Journal d’informations locales

Le 18e du mois

mai 2023 / Histoire

Les lumières de la ville

par Danielle Fournier

Personne ne peut s’imaginer aujourd’hui les rues parisiennes plongées totalement dans le noir. Pourtant, jusqu’au milieu du XVIIe siècle, le couvre-feu était instauré. Délicat et dangereux de sortir ! Seuls ceux qui faisaient partie du guet, passée une certaine heure, parcouraient les rues à la lueur des flambeaux. Ensuite, le gaz puis l’électricité ont révolutionné les nuits de Paris.

Au Moyen Age, avec la nuit, venait la peur des crimes, des vols, des mauvaises rencontres. Première initiative, en 1318, Philippe V le Long fait placer une chandelle dans une lanterne de bois garnie de vessie de porc à la porte du tribunal du Châtelet « afin de déjouer les entreprises des malfaiteurs ». On connaît l’expression prendre des vessies pour des lanternes ! Il existait deux autres éclairages à la tour de Nesle et au cimetière des Innocents. Mieux valait rester chez soi.

On demanda ensuite à chaque propriétaire de mettre, de neuf heures du soir à minuit, des « flambeaux ardents » – une lanterne allumée d’une chandelle – sur une des fenêtres du premier étage, « dans la crainte des mauvais garçons qui courent la nuit par cette ville ». Il est vrai qu’une quinzaine de personnes étaient assassinées chaque nuit. Et le 26 octobre 1558, le Parlement de Paris ordonna qu’entre dix heures du soir et quatre heures du matin on éclaire chacune des rues au moyen d’un falot. Rapidement, les lanterniers se lancèrent dans la confection du matériel nécessaire.
Mais qui allait payer pour l’entretien de ces lanternes ? Cette mesure, faute de financement, eut peu d’effet.

Le temps des chandelles, falots et lanternes

Paris est alors éclairé par les quelques falots qui brûlent devant des statues de madone placées au coin des rues ou quelques chandelles allumées aux fenêtres. De plus, les lumières n’étaient allumées que du 1er novembre à la fin février. En 1661, un arrêt du Parlement de Paris augmente la durée de l’ « illumination » du 20 octobre au 31 mars et en 1667, un ministre du roi Soleil se lance dans l’installation de lanternes dans tout Paris. Louis XIV confie au sieur abbé Laudati Caraffa la « concession » de proposer des « porte-flambeaux et porte-lanternes à louage ». La police faisant respecter la réglementation plus rigoureuse instituée par le lieutenant général de police, le nombre de lanternes atteint 2 736 pour éclairer 912 rues de Paris. Une entreprise de porte-flambeaux et de porte-lanternes éclairait la nuit les passants, « sans toutefois diminuer le nombre des lanternes placées au milieu et aux coins des rues de Paris ». On double donc le système fixe par un système à la demande. Chaque lanternier accompagnait le noctambule en l’éclairant avec un flambeau de cire divisé en dix tranches et portait à sa ceinture un sablier d’une demi-heure, marqué aux armes de la Ville. Les porte-lanternes étaient distribués par stations, éloignées chacune de cent toises. Des guetteurs, ou veilleurs de nuit, portaient des lanternes numérotées par la police et devaient crier bien fort : « Voilà le falot ». La peine de galères était réservée à ceux qui auraient brisé ces lanternes. Pour se faire éclairer en carrosse, il fallait payer au porte-lanterne cinq sous par quart d’heure ; à pied, on payait seulement trois sous pour le même temps.

Informations extraites:
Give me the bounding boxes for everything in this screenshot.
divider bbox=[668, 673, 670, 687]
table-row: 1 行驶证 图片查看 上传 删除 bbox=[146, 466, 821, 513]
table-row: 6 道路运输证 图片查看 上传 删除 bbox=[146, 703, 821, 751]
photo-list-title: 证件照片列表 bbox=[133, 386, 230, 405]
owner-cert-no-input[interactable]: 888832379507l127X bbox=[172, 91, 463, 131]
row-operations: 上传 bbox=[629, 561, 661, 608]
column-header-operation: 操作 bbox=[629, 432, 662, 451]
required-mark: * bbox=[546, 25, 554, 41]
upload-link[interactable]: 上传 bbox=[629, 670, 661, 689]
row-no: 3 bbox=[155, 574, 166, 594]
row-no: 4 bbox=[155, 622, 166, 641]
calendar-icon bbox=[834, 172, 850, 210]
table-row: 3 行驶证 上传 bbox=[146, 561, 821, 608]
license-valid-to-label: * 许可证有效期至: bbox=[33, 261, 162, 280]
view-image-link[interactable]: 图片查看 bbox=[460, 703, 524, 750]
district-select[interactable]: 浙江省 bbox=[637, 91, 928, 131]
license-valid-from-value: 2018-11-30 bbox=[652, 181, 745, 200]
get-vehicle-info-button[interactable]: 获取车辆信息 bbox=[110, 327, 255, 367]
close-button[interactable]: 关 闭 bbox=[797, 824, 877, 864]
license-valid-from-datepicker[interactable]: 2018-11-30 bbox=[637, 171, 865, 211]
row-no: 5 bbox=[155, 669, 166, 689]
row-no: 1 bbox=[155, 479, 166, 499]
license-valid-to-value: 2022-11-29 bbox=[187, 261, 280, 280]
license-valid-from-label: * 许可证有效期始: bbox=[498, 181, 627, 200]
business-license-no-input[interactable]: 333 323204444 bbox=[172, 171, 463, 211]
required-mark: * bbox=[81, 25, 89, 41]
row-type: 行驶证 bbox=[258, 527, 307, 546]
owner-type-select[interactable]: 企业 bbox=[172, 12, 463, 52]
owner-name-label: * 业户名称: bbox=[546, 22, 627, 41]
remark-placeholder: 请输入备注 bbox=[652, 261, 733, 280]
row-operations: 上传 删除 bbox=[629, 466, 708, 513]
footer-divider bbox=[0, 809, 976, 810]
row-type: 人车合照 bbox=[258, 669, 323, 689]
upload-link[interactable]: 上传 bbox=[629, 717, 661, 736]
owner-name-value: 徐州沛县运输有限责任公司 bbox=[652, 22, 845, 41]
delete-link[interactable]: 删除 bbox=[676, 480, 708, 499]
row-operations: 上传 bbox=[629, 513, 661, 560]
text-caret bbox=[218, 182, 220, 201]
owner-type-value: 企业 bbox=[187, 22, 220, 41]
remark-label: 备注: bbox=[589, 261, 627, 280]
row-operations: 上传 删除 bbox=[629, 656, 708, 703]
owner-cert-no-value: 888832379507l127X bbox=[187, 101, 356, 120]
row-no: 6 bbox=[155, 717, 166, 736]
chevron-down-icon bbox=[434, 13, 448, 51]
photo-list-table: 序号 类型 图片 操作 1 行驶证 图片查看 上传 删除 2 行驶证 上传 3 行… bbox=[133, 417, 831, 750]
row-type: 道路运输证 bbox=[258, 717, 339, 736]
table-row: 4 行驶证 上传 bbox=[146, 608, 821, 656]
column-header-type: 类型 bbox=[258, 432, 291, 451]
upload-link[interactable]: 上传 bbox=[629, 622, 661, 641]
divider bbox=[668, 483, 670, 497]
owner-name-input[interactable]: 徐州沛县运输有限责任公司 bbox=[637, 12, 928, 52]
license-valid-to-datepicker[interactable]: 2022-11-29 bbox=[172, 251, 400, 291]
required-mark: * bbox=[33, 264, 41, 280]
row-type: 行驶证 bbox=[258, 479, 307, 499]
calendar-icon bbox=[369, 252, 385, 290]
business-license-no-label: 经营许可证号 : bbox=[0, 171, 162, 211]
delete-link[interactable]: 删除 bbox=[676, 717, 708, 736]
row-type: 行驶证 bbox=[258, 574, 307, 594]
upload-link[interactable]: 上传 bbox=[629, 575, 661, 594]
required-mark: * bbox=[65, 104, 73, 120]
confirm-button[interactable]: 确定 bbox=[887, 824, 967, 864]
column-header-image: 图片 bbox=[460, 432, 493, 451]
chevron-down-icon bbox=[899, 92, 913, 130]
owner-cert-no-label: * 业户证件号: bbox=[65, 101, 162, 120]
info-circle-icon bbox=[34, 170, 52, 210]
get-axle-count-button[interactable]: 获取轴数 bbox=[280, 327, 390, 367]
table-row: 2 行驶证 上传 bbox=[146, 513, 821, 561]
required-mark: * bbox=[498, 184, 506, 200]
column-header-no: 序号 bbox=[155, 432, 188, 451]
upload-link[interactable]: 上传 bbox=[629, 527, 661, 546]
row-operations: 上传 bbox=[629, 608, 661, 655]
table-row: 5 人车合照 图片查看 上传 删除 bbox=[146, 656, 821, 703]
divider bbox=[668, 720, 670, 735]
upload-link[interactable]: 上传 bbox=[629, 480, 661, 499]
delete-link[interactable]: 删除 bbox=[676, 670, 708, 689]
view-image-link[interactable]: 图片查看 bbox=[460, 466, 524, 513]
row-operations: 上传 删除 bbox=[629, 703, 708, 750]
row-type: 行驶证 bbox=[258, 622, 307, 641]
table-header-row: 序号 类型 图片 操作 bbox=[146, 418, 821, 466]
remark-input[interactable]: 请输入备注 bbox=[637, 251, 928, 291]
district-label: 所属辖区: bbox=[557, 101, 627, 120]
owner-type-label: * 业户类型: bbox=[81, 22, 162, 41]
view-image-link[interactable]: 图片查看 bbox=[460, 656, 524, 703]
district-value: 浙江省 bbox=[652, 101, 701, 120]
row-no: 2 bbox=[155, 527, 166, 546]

Consigne 1:
Résumez l'article en deux phrases.
Consigne 2:
Recopiez le passage de l'article compris entre « Au Moyen Age, avec » et « rester chez soi. », ces deux bornes incluses.

Réponse attendue 1:
Jusqu'au milieu du XVIIe siècle, les rues de Paris étaient plongées dans le noir la nuit, et les premières mesures, de la lanterne placée en 1318 à la porte du Châtelet à l'ordonnance du Parlement de 1558, restèrent limitées, cette dernière faute de financement. À partir de 1661 puis de 1667, la durée de l'« illumination » est allongée et des lanternes sont installées dans tout Paris, tandis qu'un service payant de porte-flambeaux et de porte-lanternes éclaire les passants la nuit.

Réponse attendue 2:
Au Moyen Age, avec la nuit, venait la peur des crimes, des vols, des mauvaises rencontres. Première initiative, en 1318, Philippe V le Long fait placer une chandelle dans une lanterne de bois garnie de vessie de porc à la porte du tribunal du Châtelet « afin de déjouer les entreprises des malfaiteurs ». On connaît l’expression prendre des vessies pour des lanternes ! Il existait deux autres éclairages à la tour de Nesle et au cimetière des Innocents. Mieux valait rester chez soi.